═════ Data excerpts

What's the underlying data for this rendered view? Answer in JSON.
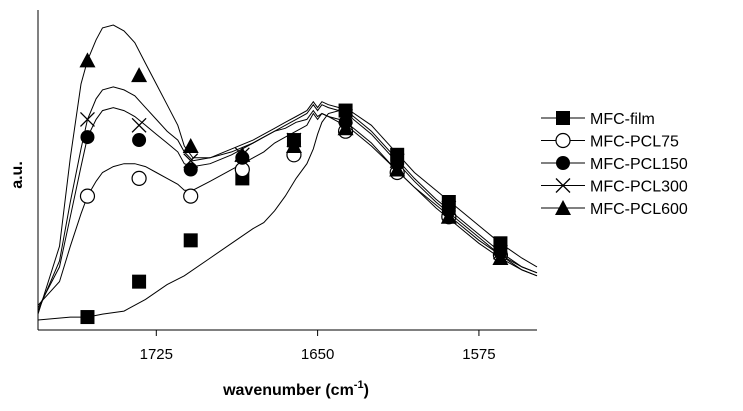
{
  "chart_data": {
    "type": "line",
    "xlabel": "wavenumber (cm",
    "xlabel_sup": "-1",
    "xlabel_close": ")",
    "ylabel": "a.u.",
    "x_reversed": true,
    "xlim": [
      1780,
      1548
    ],
    "ylim": [
      0,
      1
    ],
    "x_ticks": [
      1725,
      1650,
      1575
    ],
    "x_tick_labels": [
      "1725",
      "1650",
      "1575"
    ],
    "grid": false,
    "legend_position": "right",
    "series": [
      {
        "name": "MFC-film",
        "marker": "filled-square",
        "x": [
          1780,
          1765,
          1757,
          1750,
          1740,
          1730,
          1720,
          1712,
          1700,
          1690,
          1680,
          1675,
          1670,
          1665,
          1660,
          1655,
          1652,
          1650,
          1648,
          1645,
          1640,
          1635,
          1625,
          1615,
          1605,
          1595,
          1585,
          1575,
          1565,
          1555,
          1548
        ],
        "y": [
          0.0,
          0.01,
          0.01,
          0.02,
          0.03,
          0.07,
          0.12,
          0.15,
          0.21,
          0.26,
          0.31,
          0.33,
          0.37,
          0.42,
          0.48,
          0.53,
          0.58,
          0.63,
          0.67,
          0.7,
          0.71,
          0.71,
          0.66,
          0.58,
          0.5,
          0.44,
          0.38,
          0.32,
          0.26,
          0.21,
          0.18
        ],
        "marker_x": [
          1757,
          1733,
          1709,
          1685,
          1661,
          1637,
          1613,
          1589,
          1565
        ],
        "marker_y": [
          0.01,
          0.13,
          0.27,
          0.48,
          0.61,
          0.71,
          0.56,
          0.4,
          0.26
        ]
      },
      {
        "name": "MFC-PCL75",
        "marker": "open-circle",
        "x": [
          1780,
          1770,
          1765,
          1760,
          1757,
          1753,
          1750,
          1745,
          1740,
          1735,
          1730,
          1725,
          1720,
          1715,
          1712,
          1708,
          1700,
          1690,
          1680,
          1675,
          1670,
          1665,
          1660,
          1655,
          1652,
          1650,
          1648,
          1645,
          1640,
          1635,
          1625,
          1615,
          1605,
          1595,
          1585,
          1575,
          1565,
          1555,
          1548
        ],
        "y": [
          0.05,
          0.13,
          0.25,
          0.36,
          0.42,
          0.47,
          0.5,
          0.52,
          0.53,
          0.53,
          0.52,
          0.5,
          0.48,
          0.46,
          0.44,
          0.44,
          0.47,
          0.51,
          0.55,
          0.57,
          0.6,
          0.62,
          0.64,
          0.66,
          0.7,
          0.68,
          0.7,
          0.69,
          0.68,
          0.66,
          0.6,
          0.52,
          0.45,
          0.39,
          0.33,
          0.27,
          0.22,
          0.17,
          0.15
        ],
        "marker_x": [
          1757,
          1733,
          1709,
          1685,
          1661,
          1637,
          1613,
          1589,
          1565
        ],
        "marker_y": [
          0.42,
          0.48,
          0.42,
          0.51,
          0.56,
          0.64,
          0.5,
          0.35,
          0.22
        ]
      },
      {
        "name": "MFC-PCL150",
        "marker": "filled-circle",
        "x": [
          1780,
          1770,
          1765,
          1760,
          1757,
          1753,
          1750,
          1745,
          1740,
          1735,
          1730,
          1725,
          1720,
          1715,
          1712,
          1708,
          1700,
          1690,
          1680,
          1675,
          1670,
          1665,
          1660,
          1655,
          1652,
          1650,
          1648,
          1645,
          1640,
          1635,
          1625,
          1615,
          1605,
          1595,
          1585,
          1575,
          1565,
          1555,
          1548
        ],
        "y": [
          0.04,
          0.18,
          0.35,
          0.52,
          0.62,
          0.68,
          0.71,
          0.72,
          0.71,
          0.69,
          0.66,
          0.63,
          0.6,
          0.57,
          0.53,
          0.52,
          0.53,
          0.56,
          0.6,
          0.62,
          0.64,
          0.66,
          0.68,
          0.7,
          0.73,
          0.71,
          0.73,
          0.72,
          0.71,
          0.69,
          0.63,
          0.55,
          0.47,
          0.4,
          0.34,
          0.28,
          0.22,
          0.18,
          0.16
        ],
        "marker_x": [
          1757,
          1733,
          1709,
          1685,
          1661,
          1637,
          1613,
          1589,
          1565
        ],
        "marker_y": [
          0.62,
          0.61,
          0.51,
          0.55,
          0.6,
          0.67,
          0.53,
          0.37,
          0.23
        ]
      },
      {
        "name": "MFC-PCL300",
        "marker": "cross",
        "x": [
          1780,
          1770,
          1765,
          1760,
          1757,
          1753,
          1750,
          1745,
          1740,
          1735,
          1730,
          1725,
          1720,
          1715,
          1712,
          1708,
          1700,
          1690,
          1680,
          1675,
          1670,
          1665,
          1660,
          1655,
          1652,
          1650,
          1648,
          1645,
          1640,
          1635,
          1625,
          1615,
          1605,
          1595,
          1585,
          1575,
          1565,
          1555,
          1548
        ],
        "y": [
          0.03,
          0.2,
          0.4,
          0.58,
          0.68,
          0.75,
          0.78,
          0.79,
          0.78,
          0.76,
          0.72,
          0.68,
          0.64,
          0.61,
          0.57,
          0.54,
          0.55,
          0.58,
          0.61,
          0.63,
          0.65,
          0.67,
          0.69,
          0.71,
          0.74,
          0.72,
          0.74,
          0.73,
          0.72,
          0.7,
          0.64,
          0.56,
          0.48,
          0.41,
          0.35,
          0.29,
          0.23,
          0.18,
          0.16
        ],
        "marker_x": [
          1757,
          1733,
          1709,
          1685,
          1661,
          1637,
          1613,
          1589,
          1565
        ],
        "marker_y": [
          0.68,
          0.66,
          0.54,
          0.56,
          0.61,
          0.69,
          0.54,
          0.38,
          0.23
        ]
      },
      {
        "name": "MFC-PCL600",
        "marker": "filled-triangle",
        "x": [
          1780,
          1770,
          1765,
          1760,
          1757,
          1753,
          1750,
          1745,
          1740,
          1735,
          1730,
          1725,
          1720,
          1715,
          1712,
          1708,
          1700,
          1690,
          1680,
          1675,
          1670,
          1665,
          1660,
          1655,
          1652,
          1650,
          1648,
          1645,
          1640,
          1635,
          1625,
          1615,
          1605,
          1595,
          1585,
          1575,
          1565,
          1555,
          1548
        ],
        "y": [
          0.02,
          0.25,
          0.55,
          0.8,
          0.88,
          0.95,
          0.99,
          1.0,
          0.98,
          0.94,
          0.87,
          0.8,
          0.73,
          0.66,
          0.59,
          0.55,
          0.55,
          0.57,
          0.6,
          0.62,
          0.64,
          0.65,
          0.67,
          0.68,
          0.71,
          0.69,
          0.7,
          0.69,
          0.67,
          0.65,
          0.59,
          0.52,
          0.45,
          0.38,
          0.32,
          0.26,
          0.21,
          0.17,
          0.15
        ],
        "marker_x": [
          1757,
          1733,
          1709,
          1685,
          1661,
          1637,
          1613,
          1589,
          1565
        ],
        "marker_y": [
          0.88,
          0.83,
          0.59,
          0.56,
          0.59,
          0.65,
          0.51,
          0.35,
          0.21
        ]
      }
    ]
  }
}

══════════

__What the task asks__: Output the data above without changes, apart from leaving out the pictures.

__Complete answer__:
What's the underlying data for this rendered view? Answer in JSON.
{
  "chart_data": {
    "type": "line",
    "xlabel": "wavenumber (cm",
    "xlabel_sup": "-1",
    "xlabel_close": ")",
    "ylabel": "a.u.",
    "x_reversed": true,
    "xlim": [
      1780,
      1548
    ],
    "ylim": [
      0,
      1
    ],
    "x_ticks": [
      1725,
      1650,
      1575
    ],
    "x_tick_labels": [
      "1725",
      "1650",
      "1575"
    ],
    "grid": false,
    "legend_position": "right",
    "series": [
      {
        "name": "MFC-film",
        "marker": "filled-square",
        "x": [
          1780,
          1765,
          1757,
          1750,
          1740,
          1730,
          1720,
          1712,
          1700,
          1690,
          1680,
          1675,
          1670,
          1665,
          1660,
          1655,
          1652,
          1650,
          1648,
          1645,
          1640,
          1635,
          1625,
          1615,
          1605,
          1595,
          1585,
          1575,
          1565,
          1555,
          1548
        ],
        "y": [
          0.0,
          0.01,
          0.01,
          0.02,
          0.03,
          0.07,
          0.12,
          0.15,
          0.21,
          0.26,
          0.31,
          0.33,
          0.37,
          0.42,
          0.48,
          0.53,
          0.58,
          0.63,
          0.67,
          0.7,
          0.71,
          0.71,
          0.66,
          0.58,
          0.5,
          0.44,
          0.38,
          0.32,
          0.26,
          0.21,
          0.18
        ],
        "marker_x": [
          1757,
          1733,
          1709,
          1685,
          1661,
          1637,
          1613,
          1589,
          1565
        ],
        "marker_y": [
          0.01,
          0.13,
          0.27,
          0.48,
          0.61,
          0.71,
          0.56,
          0.4,
          0.26
        ]
      },
      {
        "name": "MFC-PCL75",
        "marker": "open-circle",
        "x": [
          1780,
          1770,
          1765,
          1760,
          1757,
          1753,
          1750,
          1745,
          1740,
          1735,
          1730,
          1725,
          1720,
          1715,
          1712,
          1708,
          1700,
          1690,
          1680,
          1675,
          1670,
          1665,
          1660,
          1655,
          1652,
          1650,
          1648,
          1645,
          1640,
          1635,
          1625,
          1615,
          1605,
          1595,
          1585,
          1575,
          1565,
          1555,
          1548
        ],
        "y": [
          0.05,
          0.13,
          0.25,
          0.36,
          0.42,
          0.47,
          0.5,
          0.52,
          0.53,
          0.53,
          0.52,
          0.5,
          0.48,
          0.46,
          0.44,
          0.44,
          0.47,
          0.51,
          0.55,
          0.57,
          0.6,
          0.62,
          0.64,
          0.66,
          0.7,
          0.68,
          0.7,
          0.69,
          0.68,
          0.66,
          0.6,
          0.52,
          0.45,
          0.39,
          0.33,
          0.27,
          0.22,
          0.17,
          0.15
        ],
        "marker_x": [
          1757,
          1733,
          1709,
          1685,
          1661,
          1637,
          1613,
          1589,
          1565
        ],
        "marker_y": [
          0.42,
          0.48,
          0.42,
          0.51,
          0.56,
          0.64,
          0.5,
          0.35,
          0.22
        ]
      },
      {
        "name": "MFC-PCL150",
        "marker": "filled-circle",
        "x": [
          1780,
          1770,
          1765,
          1760,
          1757,
          1753,
          1750,
          1745,
          1740,
          1735,
          1730,
          1725,
          1720,
          1715,
          1712,
          1708,
          1700,
          1690,
          1680,
          1675,
          1670,
          1665,
          1660,
          1655,
          1652,
          1650,
          1648,
          1645,
          1640,
          1635,
          1625,
          1615,
          1605,
          1595,
          1585,
          1575,
          1565,
          1555,
          1548
        ],
        "y": [
          0.04,
          0.18,
          0.35,
          0.52,
          0.62,
          0.68,
          0.71,
          0.72,
          0.71,
          0.69,
          0.66,
          0.63,
          0.6,
          0.57,
          0.53,
          0.52,
          0.53,
          0.56,
          0.6,
          0.62,
          0.64,
          0.66,
          0.68,
          0.7,
          0.73,
          0.71,
          0.73,
          0.72,
          0.71,
          0.69,
          0.63,
          0.55,
          0.47,
          0.4,
          0.34,
          0.28,
          0.22,
          0.18,
          0.16
        ],
        "marker_x": [
          1757,
          1733,
          1709,
          1685,
          1661,
          1637,
          1613,
          1589,
          1565
        ],
        "marker_y": [
          0.62,
          0.61,
          0.51,
          0.55,
          0.6,
          0.67,
          0.53,
          0.37,
          0.23
        ]
      },
      {
        "name": "MFC-PCL300",
        "marker": "cross",
        "x": [
          1780,
          1770,
          1765,
          1760,
          1757,
          1753,
          1750,
          1745,
          1740,
          1735,
          1730,
          1725,
          1720,
          1715,
          1712,
          1708,
          1700,
          1690,
          1680,
          1675,
          1670,
          1665,
          1660,
          1655,
          1652,
          1650,
          1648,
          1645,
          1640,
          1635,
          1625,
          1615,
          1605,
          1595,
          1585,
          1575,
          1565,
          1555,
          1548
        ],
        "y": [
          0.03,
          0.2,
          0.4,
          0.58,
          0.68,
          0.75,
          0.78,
          0.79,
          0.78,
          0.76,
          0.72,
          0.68,
          0.64,
          0.61,
          0.57,
          0.54,
          0.55,
          0.58,
          0.61,
          0.63,
          0.65,
          0.67,
          0.69,
          0.71,
          0.74,
          0.72,
          0.74,
          0.73,
          0.72,
          0.7,
          0.64,
          0.56,
          0.48,
          0.41,
          0.35,
          0.29,
          0.23,
          0.18,
          0.16
        ],
        "marker_x": [
          1757,
          1733,
          1709,
          1685,
          1661,
          1637,
          1613,
          1589,
          1565
        ],
        "marker_y": [
          0.68,
          0.66,
          0.54,
          0.56,
          0.61,
          0.69,
          0.54,
          0.38,
          0.23
        ]
      },
      {
        "name": "MFC-PCL600",
        "marker": "filled-triangle",
        "x": [
          1780,
          1770,
          1765,
          1760,
          1757,
          1753,
          1750,
          1745,
          1740,
          1735,
          1730,
          1725,
          1720,
          1715,
          1712,
          1708,
          1700,
          1690,
          1680,
          1675,
          1670,
          1665,
          1660,
          1655,
          1652,
          1650,
          1648,
          1645,
          1640,
          1635,
          1625,
          1615,
          1605,
          1595,
          1585,
          1575,
          1565,
          1555,
          1548
        ],
        "y": [
          0.02,
          0.25,
          0.55,
          0.8,
          0.88,
          0.95,
          0.99,
          1.0,
          0.98,
          0.94,
          0.87,
          0.8,
          0.73,
          0.66,
          0.59,
          0.55,
          0.55,
          0.57,
          0.6,
          0.62,
          0.64,
          0.65,
          0.67,
          0.68,
          0.71,
          0.69,
          0.7,
          0.69,
          0.67,
          0.65,
          0.59,
          0.52,
          0.45,
          0.38,
          0.32,
          0.26,
          0.21,
          0.17,
          0.15
        ],
        "marker_x": [
          1757,
          1733,
          1709,
          1685,
          1661,
          1637,
          1613,
          1589,
          1565
        ],
        "marker_y": [
          0.88,
          0.83,
          0.59,
          0.56,
          0.59,
          0.65,
          0.51,
          0.35,
          0.21
        ]
      }
    ]
  }
}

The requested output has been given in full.